- _What the task asks_:
Pull each line containing "labels" out of the data and copy it.

[Rows from a figure dataset]

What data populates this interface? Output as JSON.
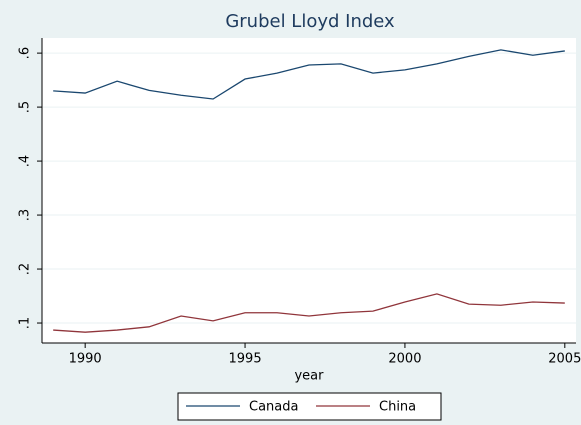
{
  "chart_data": {
    "type": "line",
    "title": "Grubel Lloyd Index",
    "xlabel": "year",
    "x": [
      1989,
      1990,
      1991,
      1992,
      1993,
      1994,
      1995,
      1996,
      1997,
      1998,
      1999,
      2000,
      2001,
      2002,
      2003,
      2004,
      2005
    ],
    "series": [
      {
        "name": "Canada",
        "color": "#1a476f",
        "values": [
          0.53,
          0.526,
          0.548,
          0.531,
          0.522,
          0.515,
          0.552,
          0.563,
          0.578,
          0.58,
          0.563,
          0.569,
          0.58,
          0.594,
          0.606,
          0.596,
          0.604
        ]
      },
      {
        "name": "China",
        "color": "#90353b",
        "values": [
          0.087,
          0.083,
          0.087,
          0.093,
          0.113,
          0.104,
          0.119,
          0.119,
          0.113,
          0.119,
          0.122,
          0.139,
          0.154,
          0.135,
          0.133,
          0.139,
          0.137
        ]
      }
    ],
    "xlim": [
      1988.65,
      2005.35
    ],
    "xticks": [
      1990,
      1995,
      2000,
      2005
    ],
    "ylim": [
      0.063,
      0.628
    ],
    "yticks": [
      {
        "value": 0.1,
        "label": ".1"
      },
      {
        "value": 0.2,
        "label": ".2"
      },
      {
        "value": 0.3,
        "label": ".3"
      },
      {
        "value": 0.4,
        "label": ".4"
      },
      {
        "value": 0.5,
        "label": ".5"
      },
      {
        "value": 0.6,
        "label": ".6"
      }
    ],
    "grid": true
  }
}
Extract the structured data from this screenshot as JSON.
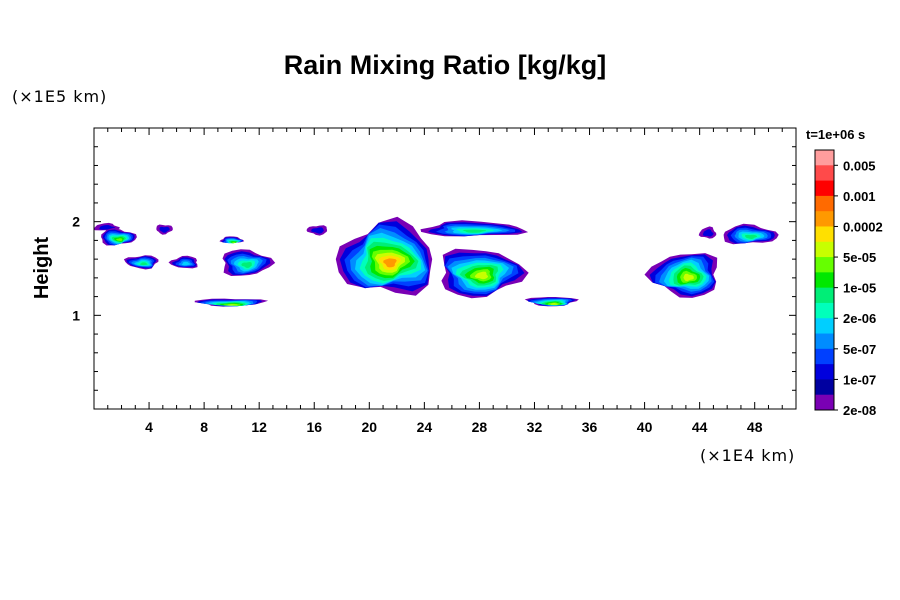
{
  "chart_data": {
    "type": "heatmap",
    "title": "Rain Mixing Ratio [kg/kg]",
    "xlabel": "",
    "ylabel": "Height",
    "x_unit": "(×1E4 km)",
    "y_unit": "(×1E5 km)",
    "xlim": [
      0,
      51
    ],
    "ylim": [
      0,
      3
    ],
    "x_ticks": [
      4,
      8,
      12,
      16,
      20,
      24,
      28,
      32,
      36,
      40,
      44,
      48
    ],
    "y_ticks": [
      1,
      2
    ],
    "time_label": "t=1e+06 s",
    "colorbar": {
      "labels": [
        "0.005",
        "0.001",
        "0.0002",
        "5e-05",
        "1e-05",
        "2e-06",
        "5e-07",
        "1e-07",
        "2e-08"
      ],
      "colors": [
        "#ff9d9d",
        "#ff4a4a",
        "#ff0000",
        "#ff6a00",
        "#ff9900",
        "#ffe000",
        "#c8ff00",
        "#66ff00",
        "#00e800",
        "#00ee77",
        "#00ffbb",
        "#00cfff",
        "#008cff",
        "#0040ff",
        "#0000dd",
        "#0000a0",
        "#7a00b4"
      ]
    },
    "cloud_regions": [
      {
        "x": [
          0.0,
          1.8
        ],
        "y": [
          1.9,
          1.98
        ],
        "max_level": "1e-07"
      },
      {
        "x": [
          0.4,
          3.0
        ],
        "y": [
          1.75,
          1.92
        ],
        "max_level": "1e-05"
      },
      {
        "x": [
          4.5,
          5.7
        ],
        "y": [
          1.87,
          1.97
        ],
        "max_level": "1e-07"
      },
      {
        "x": [
          2.3,
          4.7
        ],
        "y": [
          1.5,
          1.64
        ],
        "max_level": "2e-06"
      },
      {
        "x": [
          5.6,
          7.6
        ],
        "y": [
          1.5,
          1.63
        ],
        "max_level": "5e-07"
      },
      {
        "x": [
          9.2,
          10.8
        ],
        "y": [
          1.77,
          1.84
        ],
        "max_level": "1e-05"
      },
      {
        "x": [
          9.2,
          12.8
        ],
        "y": [
          1.42,
          1.7
        ],
        "max_level": "2e-06"
      },
      {
        "x": [
          7.4,
          12.4
        ],
        "y": [
          1.1,
          1.18
        ],
        "max_level": "5e-05"
      },
      {
        "x": [
          15.5,
          17.0
        ],
        "y": [
          1.86,
          1.96
        ],
        "max_level": "1e-07"
      },
      {
        "x": [
          17.8,
          24.8
        ],
        "y": [
          1.22,
          1.98
        ],
        "max_level": "0.0002"
      },
      {
        "x": [
          23.8,
          31.2
        ],
        "y": [
          1.84,
          2.0
        ],
        "max_level": "2e-06"
      },
      {
        "x": [
          25.0,
          31.0
        ],
        "y": [
          1.2,
          1.71
        ],
        "max_level": "5e-05"
      },
      {
        "x": [
          31.5,
          35.0
        ],
        "y": [
          1.1,
          1.2
        ],
        "max_level": "5e-05"
      },
      {
        "x": [
          40.5,
          45.5
        ],
        "y": [
          1.2,
          1.67
        ],
        "max_level": "5e-05"
      },
      {
        "x": [
          44.0,
          45.2
        ],
        "y": [
          1.82,
          1.94
        ],
        "max_level": "1e-07"
      },
      {
        "x": [
          45.6,
          49.6
        ],
        "y": [
          1.76,
          1.96
        ],
        "max_level": "2e-06"
      }
    ]
  }
}
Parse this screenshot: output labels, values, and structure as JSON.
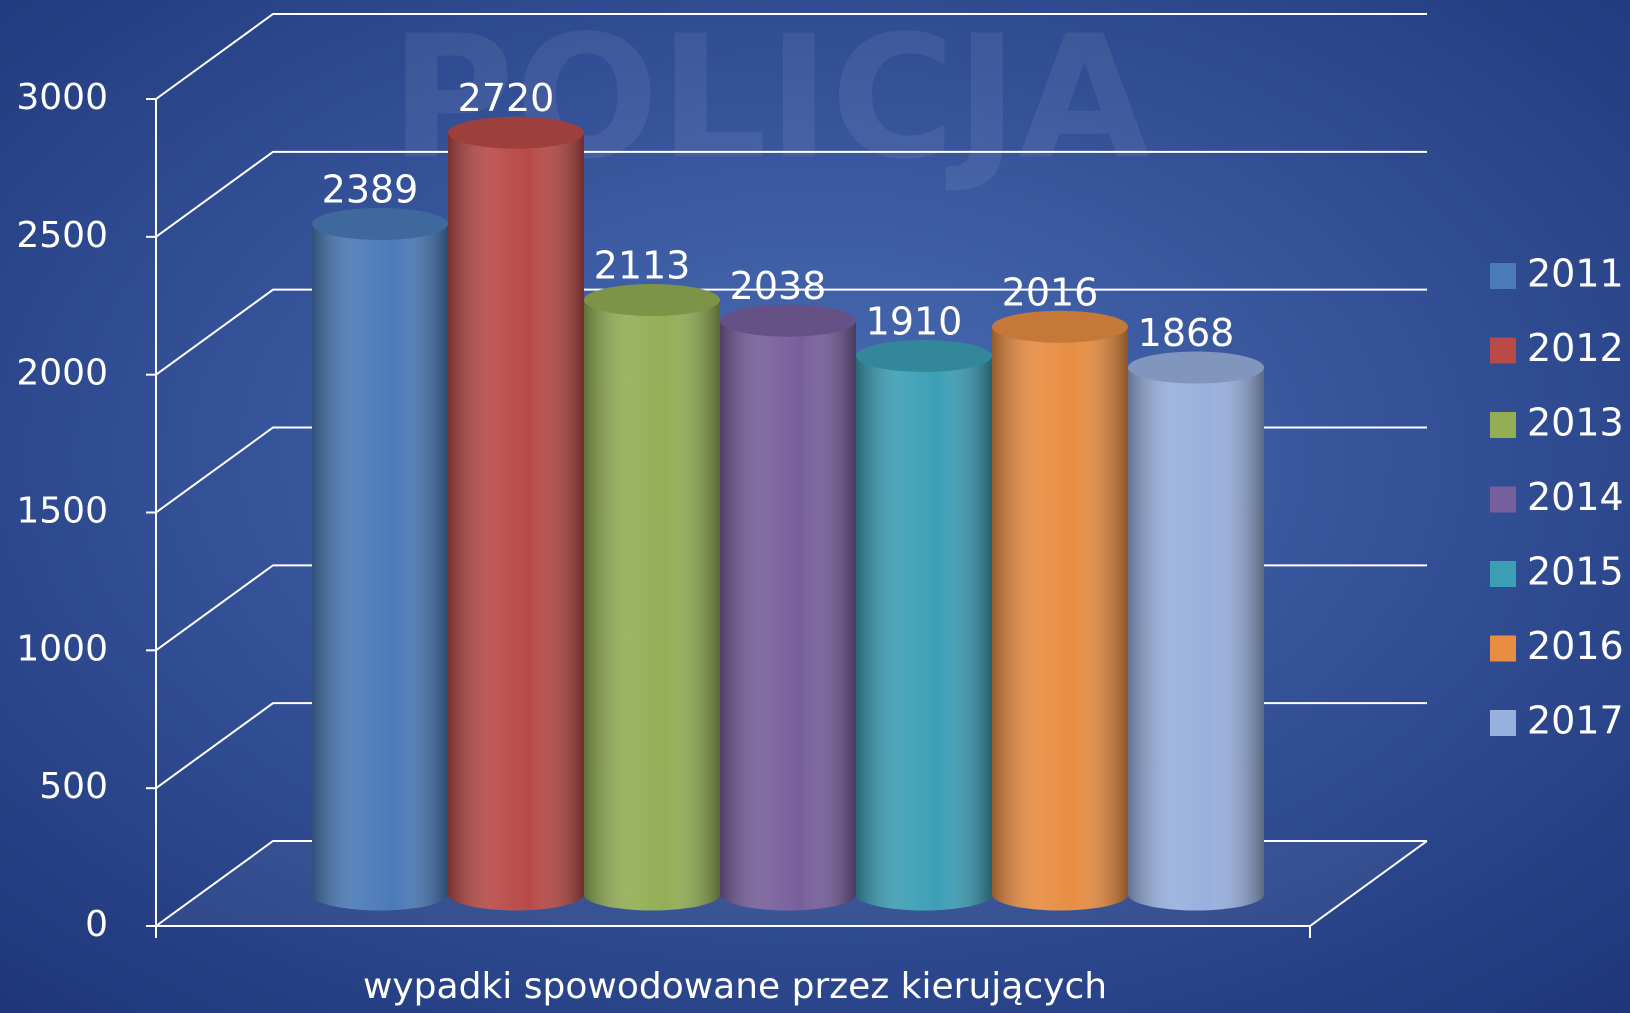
{
  "chart_data": {
    "type": "bar",
    "watermark": "POLICJA",
    "categories": [
      "wypadki spowodowane przez kierujących"
    ],
    "series": [
      {
        "name": "2011",
        "color": "#4a7ab8",
        "values": [
          2389
        ]
      },
      {
        "name": "2012",
        "color": "#b84a48",
        "values": [
          2720
        ]
      },
      {
        "name": "2013",
        "color": "#93ae55",
        "values": [
          2113
        ]
      },
      {
        "name": "2014",
        "color": "#775f9c",
        "values": [
          2038
        ]
      },
      {
        "name": "2015",
        "color": "#3c9fb6",
        "values": [
          1910
        ]
      },
      {
        "name": "2016",
        "color": "#e88d42",
        "values": [
          2016
        ]
      },
      {
        "name": "2017",
        "color": "#98b0dd",
        "values": [
          1868
        ]
      }
    ],
    "ylim": [
      0,
      3000
    ],
    "yticks": [
      0,
      500,
      1000,
      1500,
      2000,
      2500,
      3000
    ],
    "grid": true,
    "legend": "right"
  }
}
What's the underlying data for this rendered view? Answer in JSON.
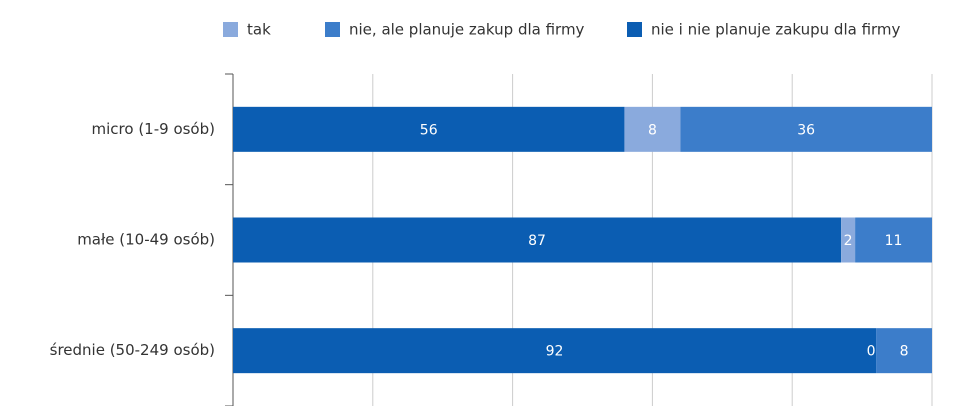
{
  "chart_data": {
    "type": "stacked-bar-horizontal",
    "categories": [
      "micro (1-9 osób)",
      "małe (10-49 osób)",
      "średnie (50-249 osób)"
    ],
    "series": [
      {
        "name": "tak",
        "color": "#8aaadd",
        "values": [
          8,
          2,
          0
        ]
      },
      {
        "name": "nie, ale planuje zakup dla firmy",
        "color": "#3c7dca",
        "values": [
          36,
          11,
          8
        ]
      },
      {
        "name": "nie i nie planuje zakupu dla firmy",
        "color": "#0b5db2",
        "values": [
          56,
          87,
          92
        ]
      }
    ],
    "xlim": [
      0,
      100
    ],
    "xticks": [
      0,
      20,
      40,
      60,
      80,
      100
    ],
    "grid": true,
    "legend": "top"
  }
}
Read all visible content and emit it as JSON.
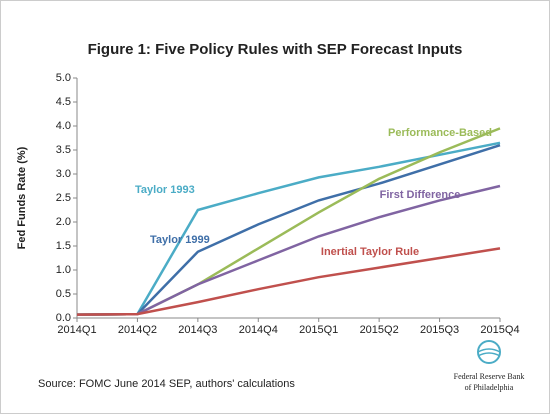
{
  "chart_data": {
    "type": "line",
    "title": "Figure 1: Five Policy Rules with SEP Forecast Inputs",
    "y_label": "Fed Funds Rate (%)",
    "categories": [
      "2014Q1",
      "2014Q2",
      "2014Q3",
      "2014Q4",
      "2015Q1",
      "2015Q2",
      "2015Q3",
      "2015Q4"
    ],
    "series": [
      {
        "name": "Taylor 1993",
        "color": "#4bacc6",
        "values": [
          0.07,
          0.08,
          2.25,
          2.6,
          2.93,
          3.15,
          3.4,
          3.65
        ]
      },
      {
        "name": "Taylor 1999",
        "color": "#3f6fa8",
        "values": [
          0.07,
          0.08,
          1.38,
          1.95,
          2.45,
          2.8,
          3.2,
          3.6
        ]
      },
      {
        "name": "Performance-Based",
        "color": "#9bbb59",
        "values": [
          0.07,
          0.08,
          0.7,
          1.45,
          2.2,
          2.9,
          3.45,
          3.95
        ]
      },
      {
        "name": "First Difference",
        "color": "#8064a2",
        "values": [
          0.07,
          0.08,
          0.7,
          1.2,
          1.7,
          2.1,
          2.45,
          2.75
        ]
      },
      {
        "name": "Inertial Taylor Rule",
        "color": "#c0504d",
        "values": [
          0.07,
          0.08,
          0.33,
          0.6,
          0.85,
          1.05,
          1.25,
          1.45
        ]
      }
    ],
    "ylim": [
      0,
      5
    ],
    "yticks": [
      {
        "value": 0,
        "label": "0.0"
      },
      0.5,
      {
        "value": 1,
        "label": "1.0"
      },
      1.5,
      {
        "value": 2,
        "label": "2.0"
      },
      2.5,
      {
        "value": 3,
        "label": "3.0"
      },
      3.5,
      {
        "value": 4,
        "label": "4.0"
      },
      4.5,
      {
        "value": 5,
        "label": "5.0"
      }
    ],
    "grid": false,
    "source": "Source:  FOMC June 2014 SEP, authors' calculations",
    "logo_text": [
      "Federal Reserve Bank",
      "of Philadelphia"
    ]
  }
}
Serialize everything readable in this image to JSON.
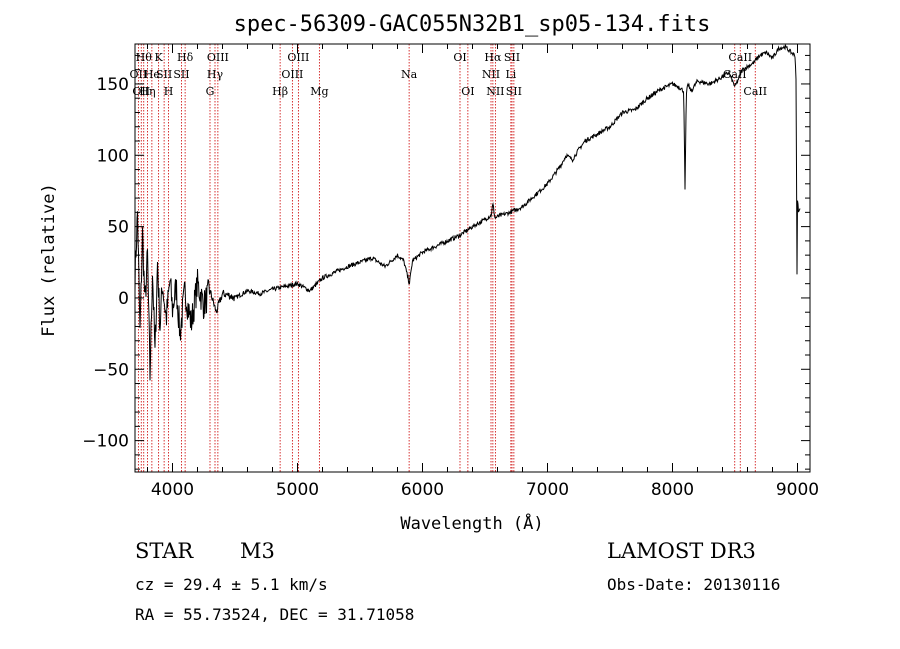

- _Full solution_:
      "labels": [
Parse this screenshot: output labels, values, and structure as JSON.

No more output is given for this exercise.